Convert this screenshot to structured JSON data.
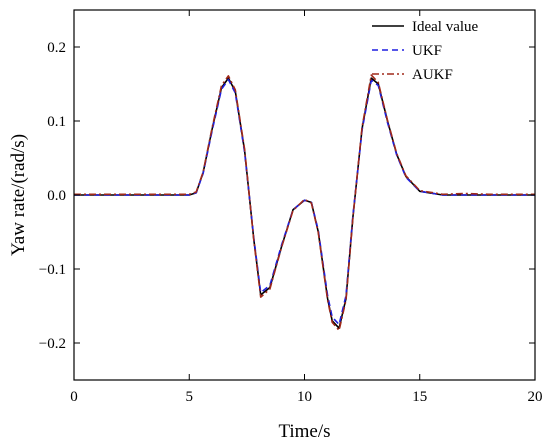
{
  "chart_data": {
    "type": "line",
    "title": "",
    "xlabel": "Time/s",
    "ylabel": "Yaw rate/(rad/s)",
    "xlim": [
      0,
      20
    ],
    "ylim": [
      -0.25,
      0.25
    ],
    "x_ticks": [
      0,
      5,
      10,
      15,
      20
    ],
    "x_tick_labels": [
      "0",
      "5",
      "10",
      "15",
      "20"
    ],
    "y_ticks": [
      -0.2,
      -0.1,
      0.0,
      0.1,
      0.2
    ],
    "y_tick_labels": [
      "−0.2",
      "−0.1",
      "0.0",
      "0.1",
      "0.2"
    ],
    "grid": false,
    "legend_position": "top-right",
    "x": [
      0,
      5,
      5.3,
      5.6,
      6.0,
      6.4,
      6.7,
      7.0,
      7.4,
      7.8,
      8.1,
      8.5,
      9.0,
      9.5,
      10.0,
      10.3,
      10.6,
      11.0,
      11.2,
      11.5,
      11.8,
      12.1,
      12.5,
      12.9,
      13.2,
      13.6,
      14.0,
      14.4,
      15.0,
      16.0,
      17.0,
      18.0,
      20.0
    ],
    "series": [
      {
        "name": "Ideal value",
        "color": "#000000",
        "dash": "solid",
        "values": [
          0,
          0,
          0.003,
          0.03,
          0.09,
          0.145,
          0.158,
          0.14,
          0.06,
          -0.06,
          -0.135,
          -0.125,
          -0.07,
          -0.02,
          -0.007,
          -0.01,
          -0.05,
          -0.14,
          -0.17,
          -0.18,
          -0.14,
          -0.03,
          0.09,
          0.158,
          0.15,
          0.1,
          0.055,
          0.025,
          0.005,
          0,
          0,
          0,
          0
        ]
      },
      {
        "name": "UKF",
        "color": "#1f1fe0",
        "dash": "dashed",
        "values": [
          0,
          0,
          0.003,
          0.029,
          0.088,
          0.143,
          0.156,
          0.138,
          0.058,
          -0.058,
          -0.132,
          -0.122,
          -0.068,
          -0.02,
          -0.007,
          -0.01,
          -0.048,
          -0.136,
          -0.165,
          -0.175,
          -0.136,
          -0.028,
          0.088,
          0.155,
          0.148,
          0.098,
          0.054,
          0.024,
          0.005,
          0,
          0,
          0,
          0
        ]
      },
      {
        "name": "AUKF",
        "color": "#a0291a",
        "dash": "dashdot",
        "values": [
          0.001,
          0.001,
          0.004,
          0.031,
          0.092,
          0.148,
          0.161,
          0.142,
          0.062,
          -0.061,
          -0.138,
          -0.127,
          -0.071,
          -0.021,
          -0.006,
          -0.011,
          -0.051,
          -0.142,
          -0.172,
          -0.183,
          -0.142,
          -0.031,
          0.092,
          0.162,
          0.152,
          0.101,
          0.056,
          0.026,
          0.006,
          0.001,
          0.002,
          0.001,
          0.001
        ]
      }
    ]
  }
}
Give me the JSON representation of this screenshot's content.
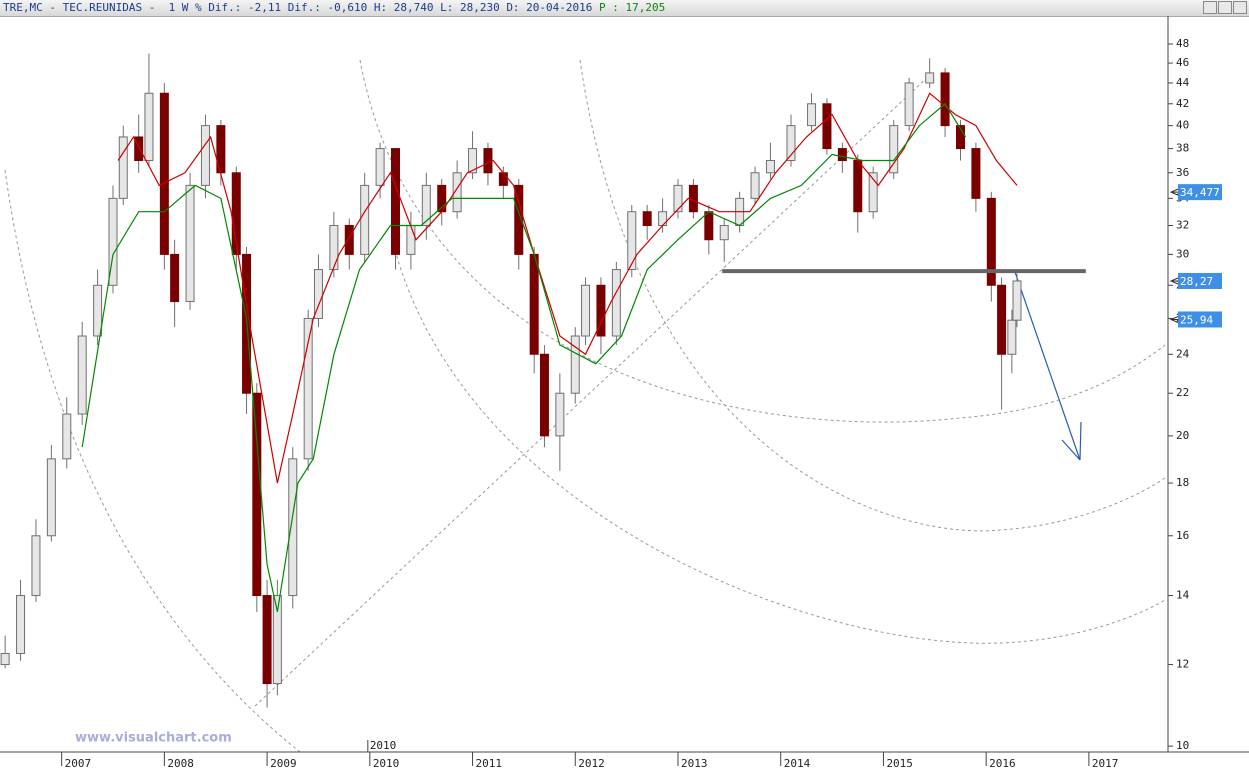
{
  "header": {
    "main": "TRE,MC - TEC.REUNIDAS -  1 W % Dif.: -2,11 Dif.: -0,610 H: 28,740 L: 28,230 D: 20-04-2016",
    "p": "P : 17,205"
  },
  "chart_data": {
    "type": "candlestick",
    "watermark": "www.visualchart.com",
    "log_scale": true,
    "up_color": "#e6e6e6",
    "down_color": "#7a0000",
    "wick_color": "#707070",
    "x": [
      2006.45,
      2006.6,
      2006.75,
      2006.9,
      2007.05,
      2007.2,
      2007.35,
      2007.5,
      2007.6,
      2007.75,
      2007.85,
      2008.0,
      2008.1,
      2008.25,
      2008.4,
      2008.55,
      2008.7,
      2008.8,
      2008.9,
      2009.0,
      2009.1,
      2009.25,
      2009.4,
      2009.5,
      2009.65,
      2009.8,
      2009.95,
      2010.1,
      2010.25,
      2010.4,
      2010.55,
      2010.7,
      2010.85,
      2011.0,
      2011.15,
      2011.3,
      2011.45,
      2011.6,
      2011.7,
      2011.85,
      2012.0,
      2012.1,
      2012.25,
      2012.4,
      2012.55,
      2012.7,
      2012.85,
      2013.0,
      2013.15,
      2013.3,
      2013.45,
      2013.6,
      2013.75,
      2013.9,
      2014.1,
      2014.3,
      2014.45,
      2014.6,
      2014.75,
      2014.9,
      2015.1,
      2015.25,
      2015.45,
      2015.6,
      2015.75,
      2015.9,
      2016.05,
      2016.15,
      2016.25,
      2016.3
    ],
    "open": [
      12.0,
      12.3,
      14,
      16,
      19,
      21,
      25,
      28,
      34,
      39,
      37,
      43,
      30,
      27,
      35,
      40,
      36,
      30,
      22,
      14,
      11.5,
      14,
      19,
      26,
      29,
      32,
      30,
      35,
      38,
      30,
      32,
      35,
      33,
      36,
      38,
      36,
      35,
      30,
      24,
      20,
      22,
      25,
      28,
      25,
      29,
      33,
      32,
      33,
      35,
      33,
      31,
      32,
      34,
      36,
      37,
      40,
      42,
      38,
      37,
      33,
      36,
      40,
      44,
      45,
      40,
      38,
      34,
      28,
      24,
      25.9
    ],
    "high": [
      12.8,
      14.5,
      16.6,
      19.6,
      21.8,
      25.8,
      29,
      35,
      40,
      41,
      47,
      44,
      31,
      36,
      41,
      40.5,
      36.5,
      30.5,
      22.5,
      14.5,
      14.5,
      19.5,
      26.5,
      30,
      33,
      32.5,
      36,
      38.5,
      38,
      33,
      36,
      35.5,
      37,
      39.5,
      38.5,
      36.5,
      35.5,
      30.5,
      24.5,
      23,
      25.5,
      28.5,
      28.5,
      29.5,
      33.5,
      33.5,
      34,
      35.5,
      35.5,
      33.5,
      32.5,
      34.5,
      36.5,
      38.5,
      41,
      43,
      42.5,
      38.5,
      37.5,
      36.5,
      40.5,
      44.5,
      46.5,
      45.5,
      40.5,
      38.5,
      34.5,
      28.5,
      26.5,
      28.74
    ],
    "low": [
      11.9,
      12.1,
      13.8,
      15.8,
      18.6,
      20.5,
      24.5,
      27.5,
      33.5,
      36,
      36.5,
      29,
      25.5,
      26.5,
      34,
      35,
      29,
      21,
      13.5,
      10.9,
      11.2,
      13.6,
      18.5,
      25.5,
      28.5,
      29,
      29.5,
      34,
      29,
      29,
      31,
      32,
      32.5,
      35.5,
      35,
      34,
      29,
      23,
      19.5,
      18.5,
      21.5,
      24.5,
      24,
      24.5,
      28.5,
      31,
      31.5,
      32.5,
      32.5,
      30,
      29.5,
      31.5,
      33.5,
      35.5,
      36.5,
      39.5,
      37.5,
      36,
      31.5,
      32.5,
      35.5,
      39.5,
      43.5,
      39,
      37,
      33,
      27,
      21.2,
      23,
      25.5
    ],
    "close": [
      12.3,
      14,
      16,
      19,
      21,
      25,
      28,
      34,
      39,
      37,
      43,
      30,
      27,
      35,
      40,
      36,
      30,
      22,
      14,
      11.5,
      14,
      19,
      26,
      29,
      32,
      30,
      35,
      38,
      30,
      32,
      35,
      33,
      36,
      38,
      36,
      35,
      30,
      24,
      20,
      22,
      25,
      28,
      25,
      29,
      33,
      32,
      33,
      35,
      33,
      31,
      32,
      34,
      36,
      37,
      40,
      42,
      38,
      37,
      33,
      36,
      40,
      44,
      45,
      40,
      38,
      34,
      28,
      24,
      25.9,
      28.27
    ],
    "ma_series": [
      {
        "color": "#cc0000",
        "x": [
          2007.55,
          2007.7,
          2007.95,
          2008.2,
          2008.45,
          2008.65,
          2008.85,
          2009.1,
          2009.25,
          2009.45,
          2009.7,
          2009.95,
          2010.2,
          2010.45,
          2010.7,
          2010.95,
          2011.2,
          2011.4,
          2011.6,
          2011.85,
          2012.1,
          2012.35,
          2012.6,
          2012.85,
          2013.1,
          2013.4,
          2013.7,
          2013.95,
          2014.25,
          2014.5,
          2014.75,
          2014.95,
          2015.2,
          2015.45,
          2015.7,
          2015.9,
          2016.1,
          2016.3
        ],
        "values": [
          37,
          39,
          35,
          36,
          39,
          33,
          25,
          18,
          21,
          26,
          30,
          33,
          36,
          31,
          33,
          36,
          37,
          35,
          30,
          25,
          24,
          27,
          30,
          32,
          34,
          33,
          33,
          36,
          39,
          41,
          37,
          35,
          38,
          43,
          41,
          40,
          37,
          35
        ]
      },
      {
        "color": "#008800",
        "x": [
          2007.2,
          2007.5,
          2007.75,
          2008.0,
          2008.3,
          2008.55,
          2008.8,
          2009.0,
          2009.1,
          2009.3,
          2009.45,
          2009.65,
          2009.9,
          2010.2,
          2010.5,
          2010.8,
          2011.1,
          2011.4,
          2011.6,
          2011.85,
          2012.2,
          2012.45,
          2012.7,
          2013.0,
          2013.3,
          2013.6,
          2013.9,
          2014.2,
          2014.5,
          2014.8,
          2015.1,
          2015.35,
          2015.6,
          2015.8
        ],
        "values": [
          19.5,
          30,
          33,
          33,
          35,
          34,
          26,
          15,
          13.5,
          18,
          19,
          24,
          29,
          32,
          32,
          34,
          34,
          34,
          30,
          24.5,
          23.5,
          25,
          29,
          31,
          33,
          32,
          34,
          35,
          37.5,
          37,
          37,
          40,
          42,
          39
        ]
      }
    ],
    "support": {
      "value": 28.9,
      "x": [
        2013.43,
        2016.97
      ]
    },
    "price_markers": [
      {
        "value": 34.477,
        "label": "34,477"
      },
      {
        "value": 28.27,
        "label": "28,27"
      },
      {
        "value": 25.94,
        "label": "25,94"
      }
    ],
    "ylim": [
      9.87,
      51.1
    ],
    "yticks": [
      10,
      12,
      14,
      16,
      18,
      20,
      22,
      24,
      26,
      28,
      30,
      32,
      34,
      36,
      38,
      40,
      42,
      44,
      46,
      48
    ],
    "xlim": [
      2006.4,
      2017.77
    ],
    "xticks": [
      2007,
      2008,
      2009,
      2010,
      2011,
      2012,
      2013,
      2014,
      2015,
      2016,
      2017
    ],
    "x_marker": 2010
  }
}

* [Stated problem] Across the material above, how many lines include the string "dash"? Only the number is wanted.

* [Exercise answer] 3